:: Material ::

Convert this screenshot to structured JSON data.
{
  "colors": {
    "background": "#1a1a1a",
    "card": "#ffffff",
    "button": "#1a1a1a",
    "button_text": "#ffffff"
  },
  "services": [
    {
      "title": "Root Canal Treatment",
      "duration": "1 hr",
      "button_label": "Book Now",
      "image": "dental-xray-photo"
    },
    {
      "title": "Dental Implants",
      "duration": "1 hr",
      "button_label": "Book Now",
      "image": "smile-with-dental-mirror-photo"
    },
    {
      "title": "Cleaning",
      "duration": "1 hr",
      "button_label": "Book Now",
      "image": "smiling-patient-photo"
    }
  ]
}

:::

**Task**:
What do the records say? Quote them all exactly.

**Solved problem**:
Convert this screenshot to structured JSON data.
{
  "colors": {
    "background": "#1a1a1a",
    "card": "#ffffff",
    "button": "#1a1a1a",
    "button_text": "#ffffff"
  },
  "services": [
    {
      "title": "Root Canal Treatment",
      "duration": "1 hr",
      "button_label": "Book Now",
      "image": "dental-xray-photo"
    },
    {
      "title": "Dental Implants",
      "duration": "1 hr",
      "button_label": "Book Now",
      "image": "smile-with-dental-mirror-photo"
    },
    {
      "title": "Cleaning",
      "duration": "1 hr",
      "button_label": "Book Now",
      "image": "smiling-patient-photo"
    }
  ]
}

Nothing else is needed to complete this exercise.